▶ Provided data
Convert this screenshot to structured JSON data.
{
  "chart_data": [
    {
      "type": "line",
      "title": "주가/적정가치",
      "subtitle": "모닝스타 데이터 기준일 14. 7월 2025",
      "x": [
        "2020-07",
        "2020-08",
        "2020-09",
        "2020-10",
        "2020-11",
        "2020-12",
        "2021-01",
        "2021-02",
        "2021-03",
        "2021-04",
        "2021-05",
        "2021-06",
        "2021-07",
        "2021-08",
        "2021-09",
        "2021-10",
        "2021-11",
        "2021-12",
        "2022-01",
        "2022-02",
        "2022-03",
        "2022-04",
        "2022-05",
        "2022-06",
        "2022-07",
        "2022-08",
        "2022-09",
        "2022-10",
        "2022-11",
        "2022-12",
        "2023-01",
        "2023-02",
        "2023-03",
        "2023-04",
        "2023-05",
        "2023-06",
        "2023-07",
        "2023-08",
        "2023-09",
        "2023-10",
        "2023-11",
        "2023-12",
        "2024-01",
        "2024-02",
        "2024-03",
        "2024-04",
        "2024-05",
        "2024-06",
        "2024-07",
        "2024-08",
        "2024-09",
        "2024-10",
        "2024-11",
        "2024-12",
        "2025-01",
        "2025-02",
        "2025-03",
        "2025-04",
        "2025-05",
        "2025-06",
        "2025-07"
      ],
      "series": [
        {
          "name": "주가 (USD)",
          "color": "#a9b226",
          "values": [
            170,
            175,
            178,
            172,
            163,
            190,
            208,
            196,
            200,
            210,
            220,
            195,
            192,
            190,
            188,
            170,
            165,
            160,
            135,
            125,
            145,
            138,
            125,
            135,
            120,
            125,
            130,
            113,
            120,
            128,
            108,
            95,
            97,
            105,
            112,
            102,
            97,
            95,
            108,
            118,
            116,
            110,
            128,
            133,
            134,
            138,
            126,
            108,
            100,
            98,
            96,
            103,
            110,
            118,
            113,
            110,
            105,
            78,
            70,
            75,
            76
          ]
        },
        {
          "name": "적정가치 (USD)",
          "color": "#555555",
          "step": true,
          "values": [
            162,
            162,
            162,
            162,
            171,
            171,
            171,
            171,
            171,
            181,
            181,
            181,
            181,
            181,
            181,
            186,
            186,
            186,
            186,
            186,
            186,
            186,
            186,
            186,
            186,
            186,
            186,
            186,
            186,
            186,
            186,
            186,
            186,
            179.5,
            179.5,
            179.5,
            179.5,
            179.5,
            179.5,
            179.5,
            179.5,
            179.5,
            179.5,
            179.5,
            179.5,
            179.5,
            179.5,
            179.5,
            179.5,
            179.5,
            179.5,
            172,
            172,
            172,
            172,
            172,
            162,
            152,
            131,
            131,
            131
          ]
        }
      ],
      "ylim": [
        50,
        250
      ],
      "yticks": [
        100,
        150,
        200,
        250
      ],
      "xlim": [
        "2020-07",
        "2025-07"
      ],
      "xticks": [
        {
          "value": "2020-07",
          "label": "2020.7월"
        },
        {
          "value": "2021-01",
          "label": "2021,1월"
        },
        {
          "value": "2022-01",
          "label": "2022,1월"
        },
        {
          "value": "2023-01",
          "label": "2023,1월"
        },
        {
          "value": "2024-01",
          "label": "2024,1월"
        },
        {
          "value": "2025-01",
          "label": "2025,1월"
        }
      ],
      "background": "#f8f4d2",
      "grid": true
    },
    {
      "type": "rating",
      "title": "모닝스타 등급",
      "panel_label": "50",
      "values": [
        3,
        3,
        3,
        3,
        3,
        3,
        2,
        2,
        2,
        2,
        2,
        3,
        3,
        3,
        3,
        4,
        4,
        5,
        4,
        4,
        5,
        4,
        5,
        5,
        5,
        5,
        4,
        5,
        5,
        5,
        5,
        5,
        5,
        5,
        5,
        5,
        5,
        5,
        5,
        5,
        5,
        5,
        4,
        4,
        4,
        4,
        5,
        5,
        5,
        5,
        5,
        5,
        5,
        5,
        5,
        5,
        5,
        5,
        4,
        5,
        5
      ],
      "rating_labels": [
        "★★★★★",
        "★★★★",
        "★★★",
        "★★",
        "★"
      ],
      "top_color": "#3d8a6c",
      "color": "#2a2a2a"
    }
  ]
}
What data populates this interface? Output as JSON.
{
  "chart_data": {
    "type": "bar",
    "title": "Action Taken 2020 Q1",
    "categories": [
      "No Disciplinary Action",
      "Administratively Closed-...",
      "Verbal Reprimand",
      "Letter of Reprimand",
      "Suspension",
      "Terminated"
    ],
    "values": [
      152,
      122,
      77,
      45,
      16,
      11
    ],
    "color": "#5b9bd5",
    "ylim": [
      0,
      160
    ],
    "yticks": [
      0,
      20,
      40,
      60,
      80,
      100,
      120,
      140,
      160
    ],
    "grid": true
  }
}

▶ What to work on
Print all of the entries again, exactly as written.

▶ Finished answer
Convert this screenshot to structured JSON data.
{
  "chart_data": [
    {
      "type": "line",
      "title": "주가/적정가치",
      "subtitle": "모닝스타 데이터 기준일 14. 7월 2025",
      "x": [
        "2020-07",
        "2020-08",
        "2020-09",
        "2020-10",
        "2020-11",
        "2020-12",
        "2021-01",
        "2021-02",
        "2021-03",
        "2021-04",
        "2021-05",
        "2021-06",
        "2021-07",
        "2021-08",
        "2021-09",
        "2021-10",
        "2021-11",
        "2021-12",
        "2022-01",
        "2022-02",
        "2022-03",
        "2022-04",
        "2022-05",
        "2022-06",
        "2022-07",
        "2022-08",
        "2022-09",
        "2022-10",
        "2022-11",
        "2022-12",
        "2023-01",
        "2023-02",
        "2023-03",
        "2023-04",
        "2023-05",
        "2023-06",
        "2023-07",
        "2023-08",
        "2023-09",
        "2023-10",
        "2023-11",
        "2023-12",
        "2024-01",
        "2024-02",
        "2024-03",
        "2024-04",
        "2024-05",
        "2024-06",
        "2024-07",
        "2024-08",
        "2024-09",
        "2024-10",
        "2024-11",
        "2024-12",
        "2025-01",
        "2025-02",
        "2025-03",
        "2025-04",
        "2025-05",
        "2025-06",
        "2025-07"
      ],
      "series": [
        {
          "name": "주가 (USD)",
          "color": "#a9b226",
          "values": [
            170,
            175,
            178,
            172,
            163,
            190,
            208,
            196,
            200,
            210,
            220,
            195,
            192,
            190,
            188,
            170,
            165,
            160,
            135,
            125,
            145,
            138,
            125,
            135,
            120,
            125,
            130,
            113,
            120,
            128,
            108,
            95,
            97,
            105,
            112,
            102,
            97,
            95,
            108,
            118,
            116,
            110,
            128,
            133,
            134,
            138,
            126,
            108,
            100,
            98,
            96,
            103,
            110,
            118,
            113,
            110,
            105,
            78,
            70,
            75,
            76
          ]
        },
        {
          "name": "적정가치 (USD)",
          "color": "#555555",
          "step": true,
          "values": [
            162,
            162,
            162,
            162,
            171,
            171,
            171,
            171,
            171,
            181,
            181,
            181,
            181,
            181,
            181,
            186,
            186,
            186,
            186,
            186,
            186,
            186,
            186,
            186,
            186,
            186,
            186,
            186,
            186,
            186,
            186,
            186,
            186,
            179.5,
            179.5,
            179.5,
            179.5,
            179.5,
            179.5,
            179.5,
            179.5,
            179.5,
            179.5,
            179.5,
            179.5,
            179.5,
            179.5,
            179.5,
            179.5,
            179.5,
            179.5,
            172,
            172,
            172,
            172,
            172,
            162,
            152,
            131,
            131,
            131
          ]
        }
      ],
      "ylim": [
        50,
        250
      ],
      "yticks": [
        100,
        150,
        200,
        250
      ],
      "xlim": [
        "2020-07",
        "2025-07"
      ],
      "xticks": [
        {
          "value": "2020-07",
          "label": "2020.7월"
        },
        {
          "value": "2021-01",
          "label": "2021,1월"
        },
        {
          "value": "2022-01",
          "label": "2022,1월"
        },
        {
          "value": "2023-01",
          "label": "2023,1월"
        },
        {
          "value": "2024-01",
          "label": "2024,1월"
        },
        {
          "value": "2025-01",
          "label": "2025,1월"
        }
      ],
      "background": "#f8f4d2",
      "grid": true
    },
    {
      "type": "rating",
      "title": "모닝스타 등급",
      "panel_label": "50",
      "values": [
        3,
        3,
        3,
        3,
        3,
        3,
        2,
        2,
        2,
        2,
        2,
        3,
        3,
        3,
        3,
        4,
        4,
        5,
        4,
        4,
        5,
        4,
        5,
        5,
        5,
        5,
        4,
        5,
        5,
        5,
        5,
        5,
        5,
        5,
        5,
        5,
        5,
        5,
        5,
        5,
        5,
        5,
        4,
        4,
        4,
        4,
        5,
        5,
        5,
        5,
        5,
        5,
        5,
        5,
        5,
        5,
        5,
        5,
        4,
        5,
        5
      ],
      "rating_labels": [
        "★★★★★",
        "★★★★",
        "★★★",
        "★★",
        "★"
      ],
      "top_color": "#3d8a6c",
      "color": "#2a2a2a"
    }
  ]
}
What data populates this interface? Output as JSON.
{
  "chart_data": {
    "type": "bar",
    "title": "Action Taken 2020 Q1",
    "categories": [
      "No Disciplinary Action",
      "Administratively Closed-...",
      "Verbal Reprimand",
      "Letter of Reprimand",
      "Suspension",
      "Terminated"
    ],
    "values": [
      152,
      122,
      77,
      45,
      16,
      11
    ],
    "color": "#5b9bd5",
    "ylim": [
      0,
      160
    ],
    "yticks": [
      0,
      20,
      40,
      60,
      80,
      100,
      120,
      140,
      160
    ],
    "grid": true
  }
}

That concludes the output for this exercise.